((

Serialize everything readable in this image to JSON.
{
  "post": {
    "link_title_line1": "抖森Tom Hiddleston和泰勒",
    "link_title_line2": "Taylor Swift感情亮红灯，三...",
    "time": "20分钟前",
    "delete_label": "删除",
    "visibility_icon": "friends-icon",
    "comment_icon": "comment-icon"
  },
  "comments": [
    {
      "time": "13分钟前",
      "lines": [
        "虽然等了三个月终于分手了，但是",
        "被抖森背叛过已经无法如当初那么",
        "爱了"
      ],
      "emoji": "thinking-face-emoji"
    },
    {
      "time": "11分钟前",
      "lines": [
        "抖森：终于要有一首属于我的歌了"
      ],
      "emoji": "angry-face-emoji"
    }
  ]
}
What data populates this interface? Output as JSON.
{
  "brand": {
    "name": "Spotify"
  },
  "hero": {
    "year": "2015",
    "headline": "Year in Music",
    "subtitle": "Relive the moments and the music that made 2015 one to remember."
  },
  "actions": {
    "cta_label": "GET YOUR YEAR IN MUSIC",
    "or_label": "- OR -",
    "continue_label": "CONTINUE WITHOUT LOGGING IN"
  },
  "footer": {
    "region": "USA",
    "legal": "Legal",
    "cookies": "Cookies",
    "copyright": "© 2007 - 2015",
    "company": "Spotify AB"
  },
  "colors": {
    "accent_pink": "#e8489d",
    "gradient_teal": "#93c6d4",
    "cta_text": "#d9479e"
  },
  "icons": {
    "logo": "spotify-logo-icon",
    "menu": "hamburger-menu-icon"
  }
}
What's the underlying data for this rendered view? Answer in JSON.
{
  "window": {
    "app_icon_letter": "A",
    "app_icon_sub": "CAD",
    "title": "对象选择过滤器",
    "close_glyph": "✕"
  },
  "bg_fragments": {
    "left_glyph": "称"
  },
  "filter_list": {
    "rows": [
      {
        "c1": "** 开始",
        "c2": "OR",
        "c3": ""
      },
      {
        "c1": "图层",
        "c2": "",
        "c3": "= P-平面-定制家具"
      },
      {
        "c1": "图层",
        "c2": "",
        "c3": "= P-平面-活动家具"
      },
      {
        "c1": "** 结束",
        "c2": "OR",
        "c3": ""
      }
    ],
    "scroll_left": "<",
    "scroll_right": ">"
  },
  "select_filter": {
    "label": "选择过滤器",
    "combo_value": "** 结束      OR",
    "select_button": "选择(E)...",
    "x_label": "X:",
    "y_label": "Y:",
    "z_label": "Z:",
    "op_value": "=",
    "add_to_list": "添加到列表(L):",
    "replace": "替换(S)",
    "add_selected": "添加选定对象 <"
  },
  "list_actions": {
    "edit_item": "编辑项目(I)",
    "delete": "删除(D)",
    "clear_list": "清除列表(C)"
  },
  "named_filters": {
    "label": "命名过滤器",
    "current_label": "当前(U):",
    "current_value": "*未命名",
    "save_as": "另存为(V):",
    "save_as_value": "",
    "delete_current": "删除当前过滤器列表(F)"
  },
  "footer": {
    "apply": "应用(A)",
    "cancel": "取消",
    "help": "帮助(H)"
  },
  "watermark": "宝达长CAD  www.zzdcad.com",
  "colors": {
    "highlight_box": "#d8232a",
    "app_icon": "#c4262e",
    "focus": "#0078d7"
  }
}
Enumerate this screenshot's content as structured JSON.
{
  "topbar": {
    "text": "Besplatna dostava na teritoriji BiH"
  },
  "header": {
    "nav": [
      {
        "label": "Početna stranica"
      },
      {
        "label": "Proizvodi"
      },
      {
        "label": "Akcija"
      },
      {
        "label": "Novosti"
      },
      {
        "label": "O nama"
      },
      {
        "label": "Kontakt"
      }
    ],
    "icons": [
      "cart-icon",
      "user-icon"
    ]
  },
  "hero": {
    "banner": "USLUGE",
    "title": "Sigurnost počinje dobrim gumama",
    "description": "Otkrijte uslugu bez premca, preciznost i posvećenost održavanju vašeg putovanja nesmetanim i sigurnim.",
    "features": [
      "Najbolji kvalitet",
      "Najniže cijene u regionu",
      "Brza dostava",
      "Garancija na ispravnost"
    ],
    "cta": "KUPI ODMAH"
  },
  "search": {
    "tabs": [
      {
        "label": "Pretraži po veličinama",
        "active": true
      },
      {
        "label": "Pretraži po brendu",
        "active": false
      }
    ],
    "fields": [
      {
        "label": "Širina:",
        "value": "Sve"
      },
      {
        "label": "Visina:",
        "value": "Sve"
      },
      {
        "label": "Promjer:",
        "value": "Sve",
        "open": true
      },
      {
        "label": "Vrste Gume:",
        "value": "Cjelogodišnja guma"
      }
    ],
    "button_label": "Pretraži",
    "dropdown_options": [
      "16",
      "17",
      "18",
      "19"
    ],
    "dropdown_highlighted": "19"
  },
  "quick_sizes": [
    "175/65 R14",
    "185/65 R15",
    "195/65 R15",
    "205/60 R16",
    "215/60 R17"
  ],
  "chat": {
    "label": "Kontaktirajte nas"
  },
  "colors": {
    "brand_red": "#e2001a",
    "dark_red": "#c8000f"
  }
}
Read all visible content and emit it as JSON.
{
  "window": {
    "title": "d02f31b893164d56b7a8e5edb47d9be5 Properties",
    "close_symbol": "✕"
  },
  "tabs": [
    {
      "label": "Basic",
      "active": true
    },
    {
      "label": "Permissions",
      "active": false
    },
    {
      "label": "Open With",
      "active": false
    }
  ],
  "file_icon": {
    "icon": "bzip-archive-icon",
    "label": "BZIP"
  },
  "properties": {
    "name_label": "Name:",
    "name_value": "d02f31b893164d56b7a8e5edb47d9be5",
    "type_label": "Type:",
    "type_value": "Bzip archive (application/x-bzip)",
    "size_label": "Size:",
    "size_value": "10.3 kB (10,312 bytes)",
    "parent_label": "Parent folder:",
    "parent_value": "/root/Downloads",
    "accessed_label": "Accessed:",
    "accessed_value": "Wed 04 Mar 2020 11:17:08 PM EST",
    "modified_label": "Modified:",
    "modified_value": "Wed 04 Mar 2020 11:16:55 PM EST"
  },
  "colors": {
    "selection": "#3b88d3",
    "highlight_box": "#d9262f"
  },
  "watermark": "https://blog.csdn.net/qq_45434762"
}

))

*To do:*
Reproduce the full set of records precisely.

*Final result:*
Serialize everything readable in this image to JSON.
{
  "post": {
    "link_title_line1": "抖森Tom Hiddleston和泰勒",
    "link_title_line2": "Taylor Swift感情亮红灯，三...",
    "time": "20分钟前",
    "delete_label": "删除",
    "visibility_icon": "friends-icon",
    "comment_icon": "comment-icon"
  },
  "comments": [
    {
      "time": "13分钟前",
      "lines": [
        "虽然等了三个月终于分手了，但是",
        "被抖森背叛过已经无法如当初那么",
        "爱了"
      ],
      "emoji": "thinking-face-emoji"
    },
    {
      "time": "11分钟前",
      "lines": [
        "抖森：终于要有一首属于我的歌了"
      ],
      "emoji": "angry-face-emoji"
    }
  ]
}
What data populates this interface? Output as JSON.
{
  "brand": {
    "name": "Spotify"
  },
  "hero": {
    "year": "2015",
    "headline": "Year in Music",
    "subtitle": "Relive the moments and the music that made 2015 one to remember."
  },
  "actions": {
    "cta_label": "GET YOUR YEAR IN MUSIC",
    "or_label": "- OR -",
    "continue_label": "CONTINUE WITHOUT LOGGING IN"
  },
  "footer": {
    "region": "USA",
    "legal": "Legal",
    "cookies": "Cookies",
    "copyright": "© 2007 - 2015",
    "company": "Spotify AB"
  },
  "colors": {
    "accent_pink": "#e8489d",
    "gradient_teal": "#93c6d4",
    "cta_text": "#d9479e"
  },
  "icons": {
    "logo": "spotify-logo-icon",
    "menu": "hamburger-menu-icon"
  }
}
What's the underlying data for this rendered view? Answer in JSON.
{
  "window": {
    "app_icon_letter": "A",
    "app_icon_sub": "CAD",
    "title": "对象选择过滤器",
    "close_glyph": "✕"
  },
  "bg_fragments": {
    "left_glyph": "称"
  },
  "filter_list": {
    "rows": [
      {
        "c1": "** 开始",
        "c2": "OR",
        "c3": ""
      },
      {
        "c1": "图层",
        "c2": "",
        "c3": "= P-平面-定制家具"
      },
      {
        "c1": "图层",
        "c2": "",
        "c3": "= P-平面-活动家具"
      },
      {
        "c1": "** 结束",
        "c2": "OR",
        "c3": ""
      }
    ],
    "scroll_left": "<",
    "scroll_right": ">"
  },
  "select_filter": {
    "label": "选择过滤器",
    "combo_value": "** 结束      OR",
    "select_button": "选择(E)...",
    "x_label": "X:",
    "y_label": "Y:",
    "z_label": "Z:",
    "op_value": "=",
    "add_to_list": "添加到列表(L):",
    "replace": "替换(S)",
    "add_selected": "添加选定对象 <"
  },
  "list_actions": {
    "edit_item": "编辑项目(I)",
    "delete": "删除(D)",
    "clear_list": "清除列表(C)"
  },
  "named_filters": {
    "label": "命名过滤器",
    "current_label": "当前(U):",
    "current_value": "*未命名",
    "save_as": "另存为(V):",
    "save_as_value": "",
    "delete_current": "删除当前过滤器列表(F)"
  },
  "footer": {
    "apply": "应用(A)",
    "cancel": "取消",
    "help": "帮助(H)"
  },
  "watermark": "宝达长CAD  www.zzdcad.com",
  "colors": {
    "highlight_box": "#d8232a",
    "app_icon": "#c4262e",
    "focus": "#0078d7"
  }
}
Enumerate this screenshot's content as structured JSON.
{
  "topbar": {
    "text": "Besplatna dostava na teritoriji BiH"
  },
  "header": {
    "nav": [
      {
        "label": "Početna stranica"
      },
      {
        "label": "Proizvodi"
      },
      {
        "label": "Akcija"
      },
      {
        "label": "Novosti"
      },
      {
        "label": "O nama"
      },
      {
        "label": "Kontakt"
      }
    ],
    "icons": [
      "cart-icon",
      "user-icon"
    ]
  },
  "hero": {
    "banner": "USLUGE",
    "title": "Sigurnost počinje dobrim gumama",
    "description": "Otkrijte uslugu bez premca, preciznost i posvećenost održavanju vašeg putovanja nesmetanim i sigurnim.",
    "features": [
      "Najbolji kvalitet",
      "Najniže cijene u regionu",
      "Brza dostava",
      "Garancija na ispravnost"
    ],
    "cta": "KUPI ODMAH"
  },
  "search": {
    "tabs": [
      {
        "label": "Pretraži po veličinama",
        "active": true
      },
      {
        "label": "Pretraži po brendu",
        "active": false
      }
    ],
    "fields": [
      {
        "label": "Širina:",
        "value": "Sve"
      },
      {
        "label": "Visina:",
        "value": "Sve"
      },
      {
        "label": "Promjer:",
        "value": "Sve",
        "open": true
      },
      {
        "label": "Vrste Gume:",
        "value": "Cjelogodišnja guma"
      }
    ],
    "button_label": "Pretraži",
    "dropdown_options": [
      "16",
      "17",
      "18",
      "19"
    ],
    "dropdown_highlighted": "19"
  },
  "quick_sizes": [
    "175/65 R14",
    "185/65 R15",
    "195/65 R15",
    "205/60 R16",
    "215/60 R17"
  ],
  "chat": {
    "label": "Kontaktirajte nas"
  },
  "colors": {
    "brand_red": "#e2001a",
    "dark_red": "#c8000f"
  }
}
Read all visible content and emit it as JSON.
{
  "window": {
    "title": "d02f31b893164d56b7a8e5edb47d9be5 Properties",
    "close_symbol": "✕"
  },
  "tabs": [
    {
      "label": "Basic",
      "active": true
    },
    {
      "label": "Permissions",
      "active": false
    },
    {
      "label": "Open With",
      "active": false
    }
  ],
  "file_icon": {
    "icon": "bzip-archive-icon",
    "label": "BZIP"
  },
  "properties": {
    "name_label": "Name:",
    "name_value": "d02f31b893164d56b7a8e5edb47d9be5",
    "type_label": "Type:",
    "type_value": "Bzip archive (application/x-bzip)",
    "size_label": "Size:",
    "size_value": "10.3 kB (10,312 bytes)",
    "parent_label": "Parent folder:",
    "parent_value": "/root/Downloads",
    "accessed_label": "Accessed:",
    "accessed_value": "Wed 04 Mar 2020 11:17:08 PM EST",
    "modified_label": "Modified:",
    "modified_value": "Wed 04 Mar 2020 11:16:55 PM EST"
  },
  "colors": {
    "selection": "#3b88d3",
    "highlight_box": "#d9262f"
  },
  "watermark": "https://blog.csdn.net/qq_45434762"
}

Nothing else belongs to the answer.